Go through the records and extract every line with the word "轴心受拉".

(Dataset entries)
+++
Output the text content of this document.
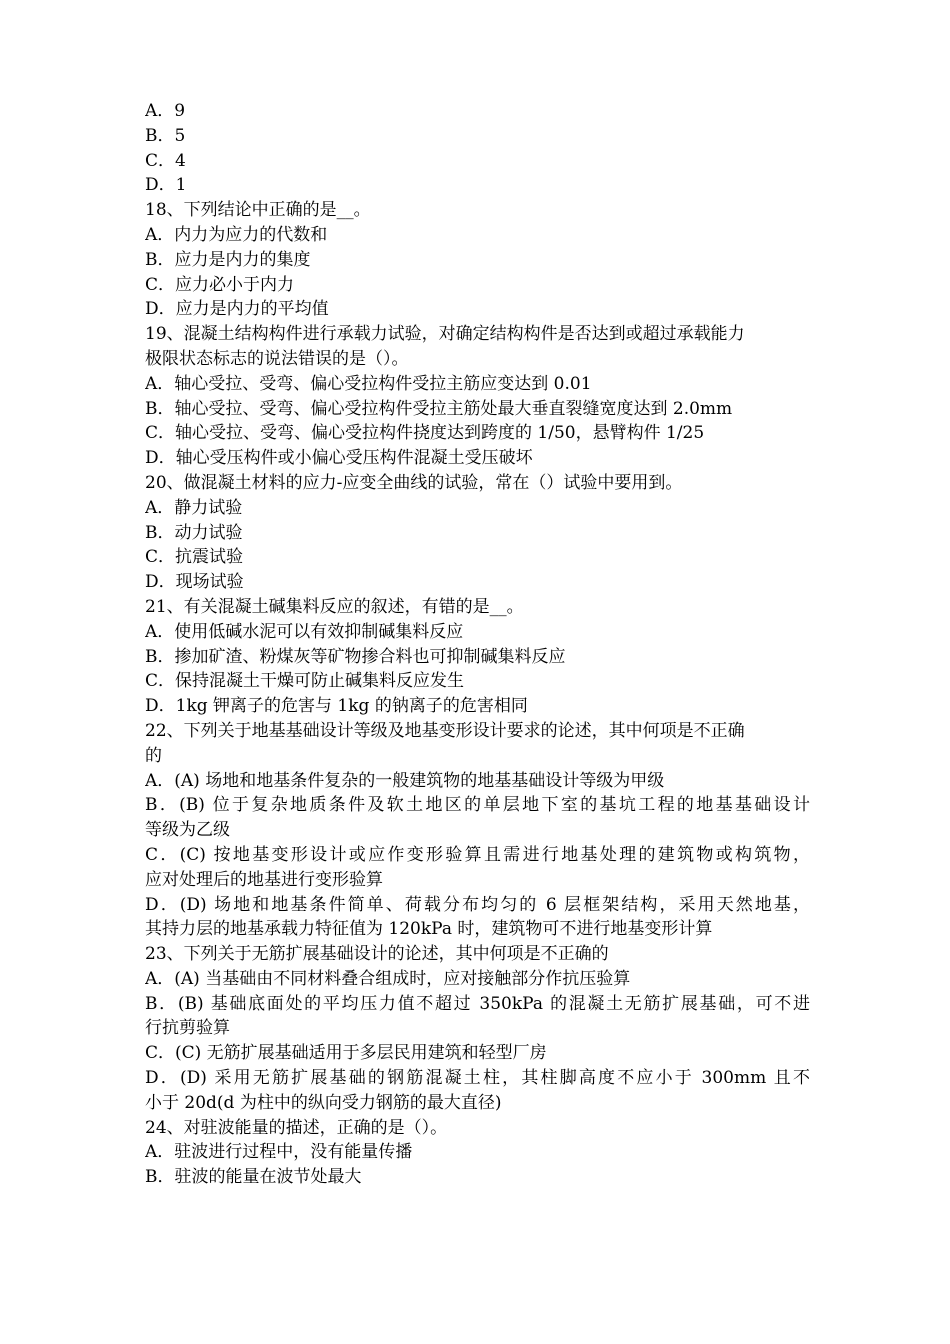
A．9
B．5
C．4
D．1
18、下列结论中正确的是__。
A．内力为应力的代数和
B．应力是内力的集度
C．应力必小于内力
D．应力是内力的平均值
19、混凝土结构构件进行承载力试验，对确定结构构件是否达到或超过承载能力
极限状态标志的说法错误的是（）。
A．轴心受拉、受弯、偏心受拉构件受拉主筋应变达到 0.01
B．轴心受拉、受弯、偏心受拉构件受拉主筋处最大垂直裂缝宽度达到 2.0mm
C．轴心受拉、受弯、偏心受拉构件挠度达到跨度的 1/50，悬臂构件 1/25
D．轴心受压构件或小偏心受压构件混凝土受压破坏
20、做混凝土材料的应力-应变全曲线的试验，常在（）试验中要用到。
A．静力试验
B．动力试验
C．抗震试验
D．现场试验
21、有关混凝土碱集料反应的叙述，有错的是__。
A．使用低碱水泥可以有效抑制碱集料反应
B．掺加矿渣、粉煤灰等矿物掺合料也可抑制碱集料反应
C．保持混凝土干燥可防止碱集料反应发生
D．1kg 钾离子的危害与 1kg 的钠离子的危害相同
22、下列关于地基基础设计等级及地基变形设计要求的论述，其中何项是不正确
的
A．(A) 场地和地基条件复杂的一般建筑物的地基基础设计等级为甲级
B．(B) 位于复杂地质条件及软土地区的单层地下室的基坑工程的地基基础设计
等级为乙级
C．(C) 按地基变形设计或应作变形验算且需进行地基处理的建筑物或构筑物，
应对处理后的地基进行变形验算
D．(D) 场地和地基条件简单、荷载分布均匀的 6 层框架结构，采用天然地基，
其持力层的地基承载力特征值为 120kPa 时，建筑物可不进行地基变形计算
23、下列关于无筋扩展基础设计的论述，其中何项是不正确的
A．(A) 当基础由不同材料叠合组成时，应对接触部分作抗压验算
B．(B) 基础底面处的平均压力值不超过 350kPa 的混凝土无筋扩展基础，可不进
行抗剪验算
C．(C) 无筋扩展基础适用于多层民用建筑和轻型厂房
D．(D) 采用无筋扩展基础的钢筋混凝土柱，其柱脚高度不应小于 300mm 且不
小于 20d(d 为柱中的纵向受力钢筋的最大直径)
24、对驻波能量的描述，正确的是（）。
A．驻波进行过程中，没有能量传播
B．驻波的能量在波节处最大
+++
**SOLUTION FOR THIS PROBLEM**
A．轴心受拉、受弯、偏心受拉构件受拉主筋应变达到 0.01
B．轴心受拉、受弯、偏心受拉构件受拉主筋处最大垂直裂缝宽度达到 2.0mm
C．轴心受拉、受弯、偏心受拉构件挠度达到跨度的 1/50，悬臂构件 1/25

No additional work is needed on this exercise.